What this task involves ::
Exactly as written, quote every line that follows, skipping the images.

* START Dataset records *

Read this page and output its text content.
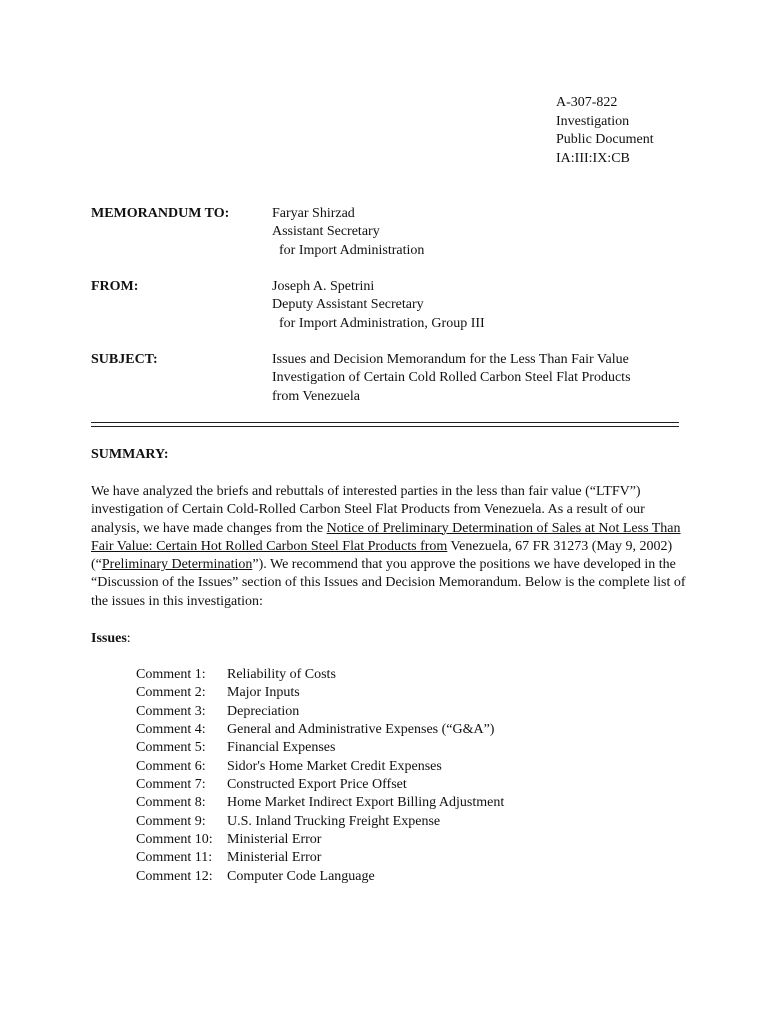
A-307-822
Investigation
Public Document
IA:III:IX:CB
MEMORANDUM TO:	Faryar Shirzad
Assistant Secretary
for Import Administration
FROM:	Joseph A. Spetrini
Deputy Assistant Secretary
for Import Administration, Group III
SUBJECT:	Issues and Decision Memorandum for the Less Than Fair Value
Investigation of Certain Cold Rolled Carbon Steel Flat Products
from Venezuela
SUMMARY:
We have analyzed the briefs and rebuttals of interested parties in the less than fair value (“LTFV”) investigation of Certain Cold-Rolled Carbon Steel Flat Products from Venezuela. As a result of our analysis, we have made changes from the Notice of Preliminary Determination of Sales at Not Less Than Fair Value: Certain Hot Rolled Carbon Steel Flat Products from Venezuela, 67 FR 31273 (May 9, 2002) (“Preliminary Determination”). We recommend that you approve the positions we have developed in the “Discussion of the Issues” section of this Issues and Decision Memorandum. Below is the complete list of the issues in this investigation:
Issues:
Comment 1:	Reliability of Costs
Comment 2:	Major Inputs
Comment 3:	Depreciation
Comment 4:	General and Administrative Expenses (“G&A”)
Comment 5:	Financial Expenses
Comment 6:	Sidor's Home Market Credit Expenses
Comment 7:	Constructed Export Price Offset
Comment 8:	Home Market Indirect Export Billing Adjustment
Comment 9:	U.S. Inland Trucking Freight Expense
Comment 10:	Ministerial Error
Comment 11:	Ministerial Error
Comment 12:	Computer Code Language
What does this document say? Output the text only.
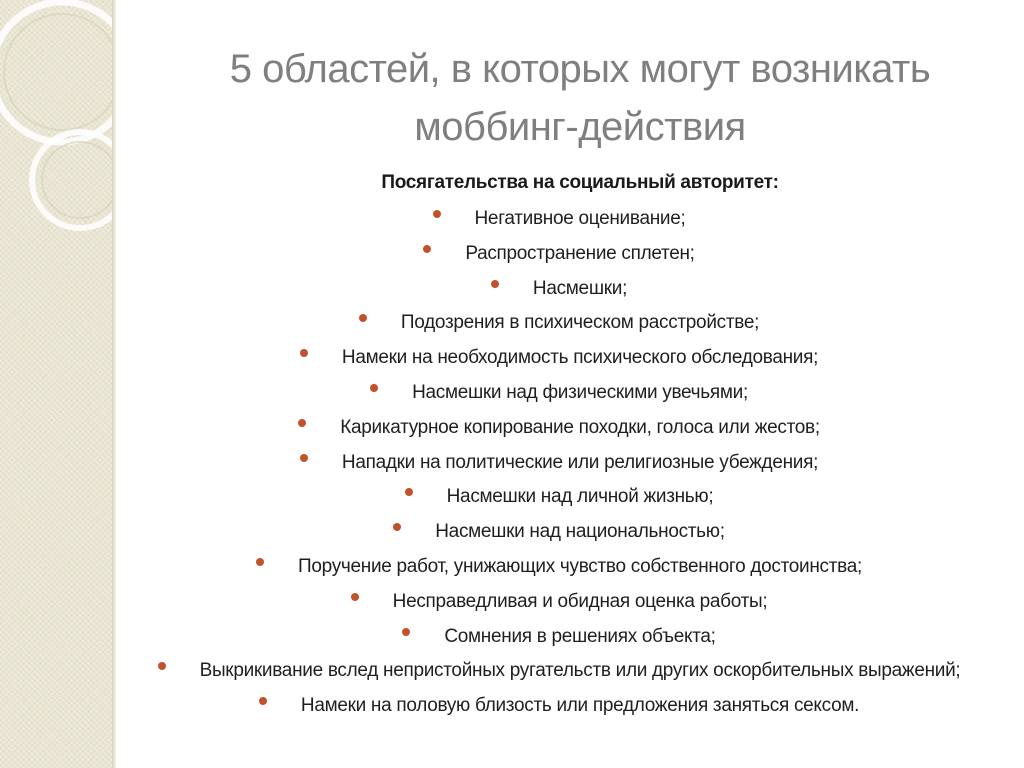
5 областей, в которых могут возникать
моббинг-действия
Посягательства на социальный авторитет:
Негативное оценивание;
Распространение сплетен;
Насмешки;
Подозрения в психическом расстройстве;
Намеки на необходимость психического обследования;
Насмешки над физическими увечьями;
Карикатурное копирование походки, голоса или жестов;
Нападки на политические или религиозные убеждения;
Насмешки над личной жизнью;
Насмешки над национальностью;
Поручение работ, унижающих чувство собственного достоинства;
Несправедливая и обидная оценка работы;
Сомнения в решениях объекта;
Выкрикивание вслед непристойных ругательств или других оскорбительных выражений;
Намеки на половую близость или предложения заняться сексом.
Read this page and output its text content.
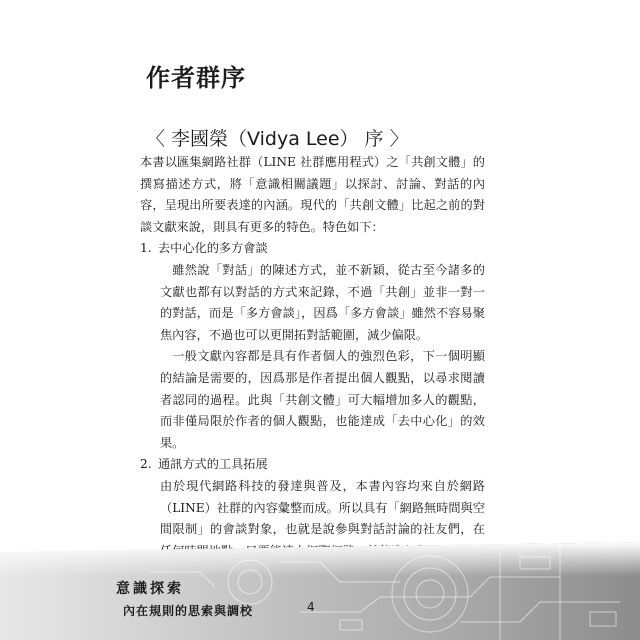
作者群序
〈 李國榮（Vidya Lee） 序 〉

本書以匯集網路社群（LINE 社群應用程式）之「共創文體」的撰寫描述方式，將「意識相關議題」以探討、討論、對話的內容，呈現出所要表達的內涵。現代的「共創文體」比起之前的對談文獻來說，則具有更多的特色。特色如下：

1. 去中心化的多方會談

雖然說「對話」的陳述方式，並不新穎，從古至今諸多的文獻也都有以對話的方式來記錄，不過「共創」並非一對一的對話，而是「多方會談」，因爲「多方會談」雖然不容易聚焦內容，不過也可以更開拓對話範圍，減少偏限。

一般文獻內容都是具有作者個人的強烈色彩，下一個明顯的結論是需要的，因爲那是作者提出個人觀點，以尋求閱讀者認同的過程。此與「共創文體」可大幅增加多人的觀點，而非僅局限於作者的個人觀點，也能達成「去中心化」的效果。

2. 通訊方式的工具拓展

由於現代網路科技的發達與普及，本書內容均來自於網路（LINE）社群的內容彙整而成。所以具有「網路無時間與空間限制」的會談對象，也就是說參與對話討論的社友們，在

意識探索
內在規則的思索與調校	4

* END Dataset records *

The reply ::
Read this page and output its text content.
A-307-822
Investigation
Public Document
IA:III:IX:CB
MEMORANDUM TO:	Faryar Shirzad
Assistant Secretary
for Import Administration
FROM:	Joseph A. Spetrini
Deputy Assistant Secretary
for Import Administration, Group III
SUBJECT:	Issues and Decision Memorandum for the Less Than Fair Value
Investigation of Certain Cold Rolled Carbon Steel Flat Products
from Venezuela
SUMMARY:
We have analyzed the briefs and rebuttals of interested parties in the less than fair value (“LTFV”) investigation of Certain Cold-Rolled Carbon Steel Flat Products from Venezuela. As a result of our analysis, we have made changes from the Notice of Preliminary Determination of Sales at Not Less Than Fair Value: Certain Hot Rolled Carbon Steel Flat Products from Venezuela, 67 FR 31273 (May 9, 2002) (“Preliminary Determination”). We recommend that you approve the positions we have developed in the “Discussion of the Issues” section of this Issues and Decision Memorandum. Below is the complete list of the issues in this investigation:
Issues:
Comment 1:	Reliability of Costs
Comment 2:	Major Inputs
Comment 3:	Depreciation
Comment 4:	General and Administrative Expenses (“G&A”)
Comment 5:	Financial Expenses
Comment 6:	Sidor's Home Market Credit Expenses
Comment 7:	Constructed Export Price Offset
Comment 8:	Home Market Indirect Export Billing Adjustment
Comment 9:	U.S. Inland Trucking Freight Expense
Comment 10:	Ministerial Error
Comment 11:	Ministerial Error
Comment 12:	Computer Code Language
What does this document say? Output the text only.
5 областей, в которых могут возникать
моббинг-действия
Посягательства на социальный авторитет:
Негативное оценивание;
Распространение сплетен;
Насмешки;
Подозрения в психическом расстройстве;
Намеки на необходимость психического обследования;
Насмешки над физическими увечьями;
Карикатурное копирование походки, голоса или жестов;
Нападки на политические или религиозные убеждения;
Насмешки над личной жизнью;
Насмешки над национальностью;
Поручение работ, унижающих чувство собственного достоинства;
Несправедливая и обидная оценка работы;
Сомнения в решениях объекта;
Выкрикивание вслед непристойных ругательств или других оскорбительных выражений;
Намеки на половую близость или предложения заняться сексом.
Read this page and output its text content.
作者群序
〈 李國榮（Vidya Lee） 序 〉

本書以匯集網路社群（LINE 社群應用程式）之「共創文體」的撰寫描述方式，將「意識相關議題」以探討、討論、對話的內容，呈現出所要表達的內涵。現代的「共創文體」比起之前的對談文獻來說，則具有更多的特色。特色如下：

1. 去中心化的多方會談

雖然說「對話」的陳述方式，並不新穎，從古至今諸多的文獻也都有以對話的方式來記錄，不過「共創」並非一對一的對話，而是「多方會談」，因爲「多方會談」雖然不容易聚焦內容，不過也可以更開拓對話範圍，減少偏限。

一般文獻內容都是具有作者個人的強烈色彩，下一個明顯的結論是需要的，因爲那是作者提出個人觀點，以尋求閱讀者認同的過程。此與「共創文體」可大幅增加多人的觀點，而非僅局限於作者的個人觀點，也能達成「去中心化」的效果。

2. 通訊方式的工具拓展

由於現代網路科技的發達與普及，本書內容均來自於網路（LINE）社群的內容彙整而成。所以具有「網路無時間與空間限制」的會談對象，也就是說參與對話討論的社友們，在

意識探索
內在規則的思索與調校	4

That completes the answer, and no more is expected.